Tell how many lines have the string "document" in them, and write nothing besides the number.

** START Given data **

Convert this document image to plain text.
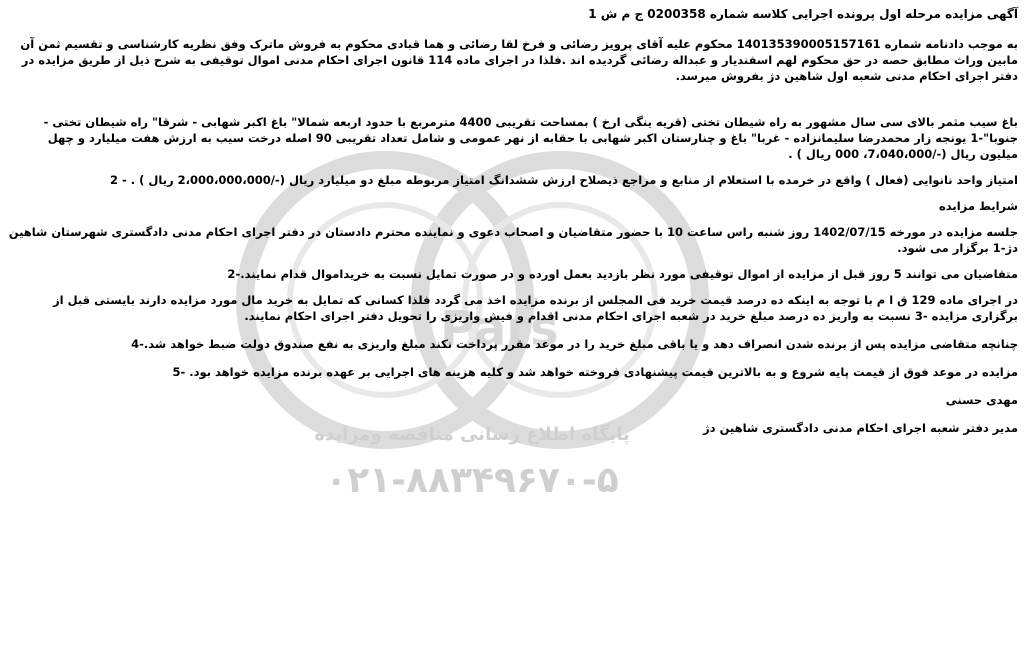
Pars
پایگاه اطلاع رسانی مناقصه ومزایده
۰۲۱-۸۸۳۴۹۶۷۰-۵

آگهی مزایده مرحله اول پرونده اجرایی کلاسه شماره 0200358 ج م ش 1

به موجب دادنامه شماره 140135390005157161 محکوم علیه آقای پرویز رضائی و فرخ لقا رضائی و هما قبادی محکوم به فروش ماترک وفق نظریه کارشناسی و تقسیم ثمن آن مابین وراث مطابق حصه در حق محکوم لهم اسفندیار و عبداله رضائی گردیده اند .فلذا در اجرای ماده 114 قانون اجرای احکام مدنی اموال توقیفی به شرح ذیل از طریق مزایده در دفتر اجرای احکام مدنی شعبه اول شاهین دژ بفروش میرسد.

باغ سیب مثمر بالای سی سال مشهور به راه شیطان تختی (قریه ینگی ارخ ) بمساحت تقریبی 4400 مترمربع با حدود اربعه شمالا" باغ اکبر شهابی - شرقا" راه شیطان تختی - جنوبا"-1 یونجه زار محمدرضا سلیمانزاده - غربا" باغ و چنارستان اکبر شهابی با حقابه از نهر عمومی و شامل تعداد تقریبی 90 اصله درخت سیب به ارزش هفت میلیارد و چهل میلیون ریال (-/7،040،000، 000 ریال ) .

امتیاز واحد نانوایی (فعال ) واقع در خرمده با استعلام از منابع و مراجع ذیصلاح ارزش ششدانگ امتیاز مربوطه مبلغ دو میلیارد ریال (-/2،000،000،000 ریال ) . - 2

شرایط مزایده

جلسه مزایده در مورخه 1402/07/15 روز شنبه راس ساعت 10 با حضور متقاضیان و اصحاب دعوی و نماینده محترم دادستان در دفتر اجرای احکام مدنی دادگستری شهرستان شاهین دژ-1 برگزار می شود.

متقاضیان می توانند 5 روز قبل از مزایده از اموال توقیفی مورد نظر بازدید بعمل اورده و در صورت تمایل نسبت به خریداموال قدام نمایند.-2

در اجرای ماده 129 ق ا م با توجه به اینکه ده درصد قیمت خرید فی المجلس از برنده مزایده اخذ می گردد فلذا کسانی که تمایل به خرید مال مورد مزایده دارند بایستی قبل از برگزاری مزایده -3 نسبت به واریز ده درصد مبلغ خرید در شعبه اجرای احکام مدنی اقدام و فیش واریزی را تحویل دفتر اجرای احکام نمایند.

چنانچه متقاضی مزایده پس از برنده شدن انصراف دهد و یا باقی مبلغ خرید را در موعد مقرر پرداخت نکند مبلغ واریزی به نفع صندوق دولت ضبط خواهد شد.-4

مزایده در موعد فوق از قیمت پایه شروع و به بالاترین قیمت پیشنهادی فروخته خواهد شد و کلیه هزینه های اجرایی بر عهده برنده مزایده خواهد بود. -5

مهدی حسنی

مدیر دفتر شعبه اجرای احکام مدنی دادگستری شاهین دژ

** END Given data **
** START Given data **

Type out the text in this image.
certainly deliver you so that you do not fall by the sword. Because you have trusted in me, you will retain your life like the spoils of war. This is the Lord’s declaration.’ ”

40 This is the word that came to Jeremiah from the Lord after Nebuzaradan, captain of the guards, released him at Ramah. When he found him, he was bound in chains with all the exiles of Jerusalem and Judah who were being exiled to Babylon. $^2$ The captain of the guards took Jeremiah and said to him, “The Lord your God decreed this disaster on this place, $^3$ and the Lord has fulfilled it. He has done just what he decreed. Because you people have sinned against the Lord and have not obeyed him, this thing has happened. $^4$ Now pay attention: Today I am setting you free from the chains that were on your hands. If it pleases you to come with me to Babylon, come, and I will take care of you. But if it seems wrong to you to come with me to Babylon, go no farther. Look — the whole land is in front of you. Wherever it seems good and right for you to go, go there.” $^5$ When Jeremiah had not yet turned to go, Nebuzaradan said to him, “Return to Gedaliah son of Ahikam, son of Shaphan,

** END Given data **
** START Given data **

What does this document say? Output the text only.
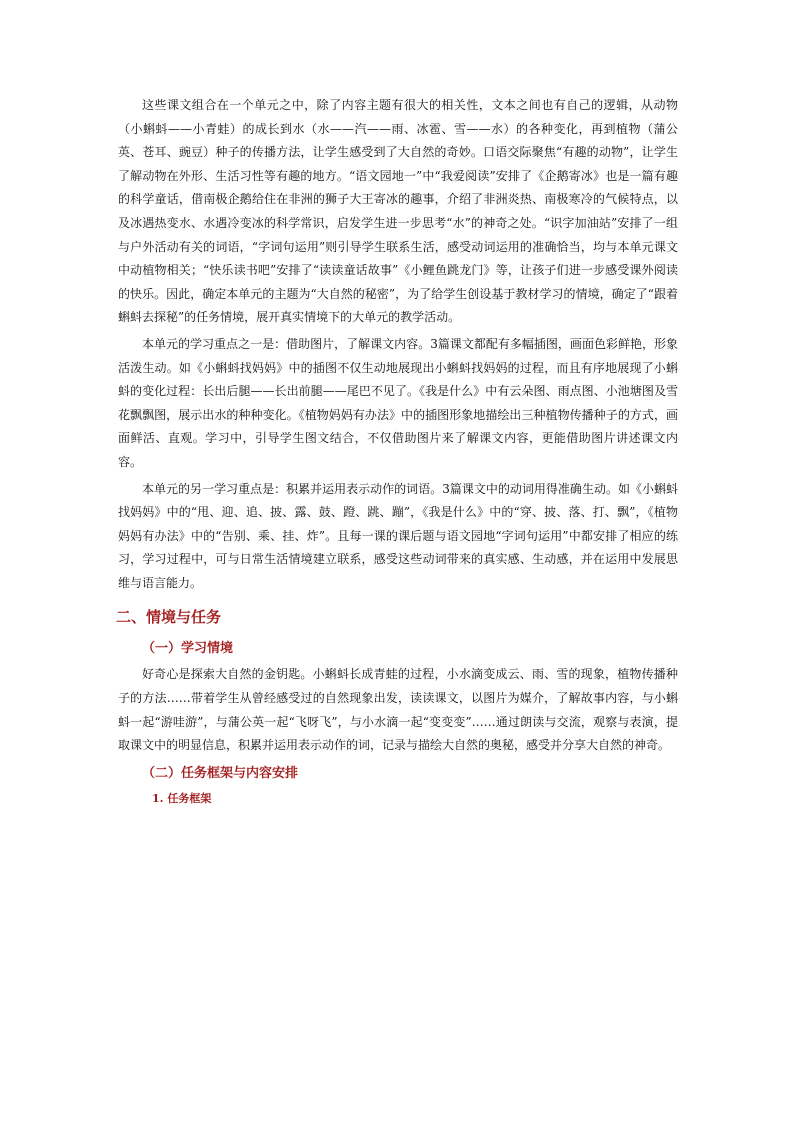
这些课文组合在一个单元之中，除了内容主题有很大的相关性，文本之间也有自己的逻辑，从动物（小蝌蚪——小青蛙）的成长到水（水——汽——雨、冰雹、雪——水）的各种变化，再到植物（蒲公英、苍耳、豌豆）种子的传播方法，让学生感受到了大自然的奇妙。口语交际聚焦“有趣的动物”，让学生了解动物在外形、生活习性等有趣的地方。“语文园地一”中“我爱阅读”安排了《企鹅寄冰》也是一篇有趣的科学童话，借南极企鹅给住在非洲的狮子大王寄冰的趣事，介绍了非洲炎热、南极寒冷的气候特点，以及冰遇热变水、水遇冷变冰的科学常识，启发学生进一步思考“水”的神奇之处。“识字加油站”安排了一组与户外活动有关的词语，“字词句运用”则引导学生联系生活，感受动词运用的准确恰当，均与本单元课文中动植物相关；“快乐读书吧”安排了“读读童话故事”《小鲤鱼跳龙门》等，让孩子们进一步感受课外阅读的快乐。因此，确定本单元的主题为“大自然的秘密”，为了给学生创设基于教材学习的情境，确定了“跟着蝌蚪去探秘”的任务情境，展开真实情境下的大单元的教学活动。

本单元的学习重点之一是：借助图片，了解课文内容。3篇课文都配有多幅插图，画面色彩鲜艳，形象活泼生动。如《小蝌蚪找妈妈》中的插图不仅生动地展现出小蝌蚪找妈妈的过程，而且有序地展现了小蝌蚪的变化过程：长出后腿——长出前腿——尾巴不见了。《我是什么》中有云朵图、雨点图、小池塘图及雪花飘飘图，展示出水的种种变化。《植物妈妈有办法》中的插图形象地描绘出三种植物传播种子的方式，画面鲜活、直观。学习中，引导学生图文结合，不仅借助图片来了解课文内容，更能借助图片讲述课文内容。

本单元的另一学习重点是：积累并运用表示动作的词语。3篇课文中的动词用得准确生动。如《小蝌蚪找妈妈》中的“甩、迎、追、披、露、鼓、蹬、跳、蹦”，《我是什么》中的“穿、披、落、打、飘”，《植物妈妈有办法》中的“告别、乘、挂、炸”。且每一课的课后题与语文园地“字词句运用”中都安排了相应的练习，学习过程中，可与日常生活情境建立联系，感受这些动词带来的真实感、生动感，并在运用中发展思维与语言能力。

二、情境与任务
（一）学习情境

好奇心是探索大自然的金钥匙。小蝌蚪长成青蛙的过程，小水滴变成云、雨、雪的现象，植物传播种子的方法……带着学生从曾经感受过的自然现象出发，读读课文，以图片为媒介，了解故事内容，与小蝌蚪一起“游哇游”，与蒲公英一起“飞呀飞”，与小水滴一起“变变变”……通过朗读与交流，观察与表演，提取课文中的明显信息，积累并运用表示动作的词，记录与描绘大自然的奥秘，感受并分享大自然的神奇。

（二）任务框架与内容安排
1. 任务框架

** END Given data **

● **Answer in full**: 2